| Provided records |
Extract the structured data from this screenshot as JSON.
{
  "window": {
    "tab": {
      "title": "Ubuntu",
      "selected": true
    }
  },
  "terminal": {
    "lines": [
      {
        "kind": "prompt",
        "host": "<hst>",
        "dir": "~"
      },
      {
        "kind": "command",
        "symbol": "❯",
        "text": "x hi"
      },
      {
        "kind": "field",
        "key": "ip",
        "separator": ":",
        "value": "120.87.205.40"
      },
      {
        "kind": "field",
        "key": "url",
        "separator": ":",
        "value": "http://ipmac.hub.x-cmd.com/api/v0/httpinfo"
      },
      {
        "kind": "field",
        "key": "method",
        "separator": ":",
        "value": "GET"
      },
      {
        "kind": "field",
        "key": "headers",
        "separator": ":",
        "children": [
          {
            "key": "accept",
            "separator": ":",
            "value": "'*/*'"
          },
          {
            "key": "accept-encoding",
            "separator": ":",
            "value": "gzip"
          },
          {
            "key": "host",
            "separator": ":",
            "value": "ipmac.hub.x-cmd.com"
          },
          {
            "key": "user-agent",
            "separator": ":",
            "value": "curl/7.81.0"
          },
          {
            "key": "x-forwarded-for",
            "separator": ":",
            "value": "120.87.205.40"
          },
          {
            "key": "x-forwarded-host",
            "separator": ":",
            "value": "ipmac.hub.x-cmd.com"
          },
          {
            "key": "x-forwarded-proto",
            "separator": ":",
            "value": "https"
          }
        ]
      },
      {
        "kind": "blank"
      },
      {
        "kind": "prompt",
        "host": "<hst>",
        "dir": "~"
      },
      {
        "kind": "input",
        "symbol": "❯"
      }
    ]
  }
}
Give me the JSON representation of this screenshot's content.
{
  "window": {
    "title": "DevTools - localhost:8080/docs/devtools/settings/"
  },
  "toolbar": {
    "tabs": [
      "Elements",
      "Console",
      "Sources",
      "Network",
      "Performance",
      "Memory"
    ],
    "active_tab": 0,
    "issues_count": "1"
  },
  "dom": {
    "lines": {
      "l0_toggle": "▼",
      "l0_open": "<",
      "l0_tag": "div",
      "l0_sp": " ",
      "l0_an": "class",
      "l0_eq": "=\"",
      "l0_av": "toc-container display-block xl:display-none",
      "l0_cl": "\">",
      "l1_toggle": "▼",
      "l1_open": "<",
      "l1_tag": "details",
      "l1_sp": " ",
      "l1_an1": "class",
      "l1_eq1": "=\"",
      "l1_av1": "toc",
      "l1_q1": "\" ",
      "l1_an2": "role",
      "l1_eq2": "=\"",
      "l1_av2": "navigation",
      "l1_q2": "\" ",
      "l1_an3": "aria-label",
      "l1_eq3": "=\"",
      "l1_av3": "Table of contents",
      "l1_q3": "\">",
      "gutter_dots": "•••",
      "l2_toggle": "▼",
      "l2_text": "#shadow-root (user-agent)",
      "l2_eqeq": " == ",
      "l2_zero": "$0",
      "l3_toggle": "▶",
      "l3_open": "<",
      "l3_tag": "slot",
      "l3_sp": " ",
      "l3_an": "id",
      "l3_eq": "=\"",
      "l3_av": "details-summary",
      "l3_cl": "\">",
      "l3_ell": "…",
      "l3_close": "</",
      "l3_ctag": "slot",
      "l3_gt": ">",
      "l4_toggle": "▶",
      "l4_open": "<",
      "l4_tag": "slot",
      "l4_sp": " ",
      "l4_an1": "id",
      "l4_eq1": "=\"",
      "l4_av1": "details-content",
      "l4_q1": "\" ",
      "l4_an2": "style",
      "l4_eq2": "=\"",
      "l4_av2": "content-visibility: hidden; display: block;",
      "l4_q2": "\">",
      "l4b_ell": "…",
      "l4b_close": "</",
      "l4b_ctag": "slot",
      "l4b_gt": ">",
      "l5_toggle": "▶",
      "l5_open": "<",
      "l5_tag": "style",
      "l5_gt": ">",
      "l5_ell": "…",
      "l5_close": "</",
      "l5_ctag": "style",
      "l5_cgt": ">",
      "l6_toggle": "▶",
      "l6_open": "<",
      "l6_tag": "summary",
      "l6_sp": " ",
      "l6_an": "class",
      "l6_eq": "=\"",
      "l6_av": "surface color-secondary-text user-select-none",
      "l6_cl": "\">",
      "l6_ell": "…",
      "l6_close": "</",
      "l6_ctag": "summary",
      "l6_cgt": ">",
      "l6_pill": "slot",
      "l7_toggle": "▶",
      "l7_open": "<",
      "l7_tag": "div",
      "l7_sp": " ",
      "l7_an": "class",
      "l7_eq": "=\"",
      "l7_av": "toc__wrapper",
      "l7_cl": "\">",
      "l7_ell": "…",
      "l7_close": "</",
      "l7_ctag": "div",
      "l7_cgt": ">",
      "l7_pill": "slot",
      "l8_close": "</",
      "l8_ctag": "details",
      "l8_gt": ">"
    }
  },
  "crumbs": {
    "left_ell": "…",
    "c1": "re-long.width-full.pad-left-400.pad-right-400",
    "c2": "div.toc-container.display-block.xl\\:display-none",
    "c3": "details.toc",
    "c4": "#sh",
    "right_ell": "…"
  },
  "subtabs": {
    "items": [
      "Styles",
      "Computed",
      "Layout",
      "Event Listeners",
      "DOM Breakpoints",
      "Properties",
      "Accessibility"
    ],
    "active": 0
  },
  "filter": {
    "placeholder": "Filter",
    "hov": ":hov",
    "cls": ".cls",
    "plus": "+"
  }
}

| Your goal |
Extract the complete data, matching each line exactly.

| Finished answer |
Extract the structured data from this screenshot as JSON.
{
  "window": {
    "tab": {
      "title": "Ubuntu",
      "selected": true
    }
  },
  "terminal": {
    "lines": [
      {
        "kind": "prompt",
        "host": "<hst>",
        "dir": "~"
      },
      {
        "kind": "command",
        "symbol": "❯",
        "text": "x hi"
      },
      {
        "kind": "field",
        "key": "ip",
        "separator": ":",
        "value": "120.87.205.40"
      },
      {
        "kind": "field",
        "key": "url",
        "separator": ":",
        "value": "http://ipmac.hub.x-cmd.com/api/v0/httpinfo"
      },
      {
        "kind": "field",
        "key": "method",
        "separator": ":",
        "value": "GET"
      },
      {
        "kind": "field",
        "key": "headers",
        "separator": ":",
        "children": [
          {
            "key": "accept",
            "separator": ":",
            "value": "'*/*'"
          },
          {
            "key": "accept-encoding",
            "separator": ":",
            "value": "gzip"
          },
          {
            "key": "host",
            "separator": ":",
            "value": "ipmac.hub.x-cmd.com"
          },
          {
            "key": "user-agent",
            "separator": ":",
            "value": "curl/7.81.0"
          },
          {
            "key": "x-forwarded-for",
            "separator": ":",
            "value": "120.87.205.40"
          },
          {
            "key": "x-forwarded-host",
            "separator": ":",
            "value": "ipmac.hub.x-cmd.com"
          },
          {
            "key": "x-forwarded-proto",
            "separator": ":",
            "value": "https"
          }
        ]
      },
      {
        "kind": "blank"
      },
      {
        "kind": "prompt",
        "host": "<hst>",
        "dir": "~"
      },
      {
        "kind": "input",
        "symbol": "❯"
      }
    ]
  }
}
Give me the JSON representation of this screenshot's content.
{
  "window": {
    "title": "DevTools - localhost:8080/docs/devtools/settings/"
  },
  "toolbar": {
    "tabs": [
      "Elements",
      "Console",
      "Sources",
      "Network",
      "Performance",
      "Memory"
    ],
    "active_tab": 0,
    "issues_count": "1"
  },
  "dom": {
    "lines": {
      "l0_toggle": "▼",
      "l0_open": "<",
      "l0_tag": "div",
      "l0_sp": " ",
      "l0_an": "class",
      "l0_eq": "=\"",
      "l0_av": "toc-container display-block xl:display-none",
      "l0_cl": "\">",
      "l1_toggle": "▼",
      "l1_open": "<",
      "l1_tag": "details",
      "l1_sp": " ",
      "l1_an1": "class",
      "l1_eq1": "=\"",
      "l1_av1": "toc",
      "l1_q1": "\" ",
      "l1_an2": "role",
      "l1_eq2": "=\"",
      "l1_av2": "navigation",
      "l1_q2": "\" ",
      "l1_an3": "aria-label",
      "l1_eq3": "=\"",
      "l1_av3": "Table of contents",
      "l1_q3": "\">",
      "gutter_dots": "•••",
      "l2_toggle": "▼",
      "l2_text": "#shadow-root (user-agent)",
      "l2_eqeq": " == ",
      "l2_zero": "$0",
      "l3_toggle": "▶",
      "l3_open": "<",
      "l3_tag": "slot",
      "l3_sp": " ",
      "l3_an": "id",
      "l3_eq": "=\"",
      "l3_av": "details-summary",
      "l3_cl": "\">",
      "l3_ell": "…",
      "l3_close": "</",
      "l3_ctag": "slot",
      "l3_gt": ">",
      "l4_toggle": "▶",
      "l4_open": "<",
      "l4_tag": "slot",
      "l4_sp": " ",
      "l4_an1": "id",
      "l4_eq1": "=\"",
      "l4_av1": "details-content",
      "l4_q1": "\" ",
      "l4_an2": "style",
      "l4_eq2": "=\"",
      "l4_av2": "content-visibility: hidden; display: block;",
      "l4_q2": "\">",
      "l4b_ell": "…",
      "l4b_close": "</",
      "l4b_ctag": "slot",
      "l4b_gt": ">",
      "l5_toggle": "▶",
      "l5_open": "<",
      "l5_tag": "style",
      "l5_gt": ">",
      "l5_ell": "…",
      "l5_close": "</",
      "l5_ctag": "style",
      "l5_cgt": ">",
      "l6_toggle": "▶",
      "l6_open": "<",
      "l6_tag": "summary",
      "l6_sp": " ",
      "l6_an": "class",
      "l6_eq": "=\"",
      "l6_av": "surface color-secondary-text user-select-none",
      "l6_cl": "\">",
      "l6_ell": "…",
      "l6_close": "</",
      "l6_ctag": "summary",
      "l6_cgt": ">",
      "l6_pill": "slot",
      "l7_toggle": "▶",
      "l7_open": "<",
      "l7_tag": "div",
      "l7_sp": " ",
      "l7_an": "class",
      "l7_eq": "=\"",
      "l7_av": "toc__wrapper",
      "l7_cl": "\">",
      "l7_ell": "…",
      "l7_close": "</",
      "l7_ctag": "div",
      "l7_cgt": ">",
      "l7_pill": "slot",
      "l8_close": "</",
      "l8_ctag": "details",
      "l8_gt": ">"
    }
  },
  "crumbs": {
    "left_ell": "…",
    "c1": "re-long.width-full.pad-left-400.pad-right-400",
    "c2": "div.toc-container.display-block.xl\\:display-none",
    "c3": "details.toc",
    "c4": "#sh",
    "right_ell": "…"
  },
  "subtabs": {
    "items": [
      "Styles",
      "Computed",
      "Layout",
      "Event Listeners",
      "DOM Breakpoints",
      "Properties",
      "Accessibility"
    ],
    "active": 0
  },
  "filter": {
    "placeholder": "Filter",
    "hov": ":hov",
    "cls": ".cls",
    "plus": "+"
  }
}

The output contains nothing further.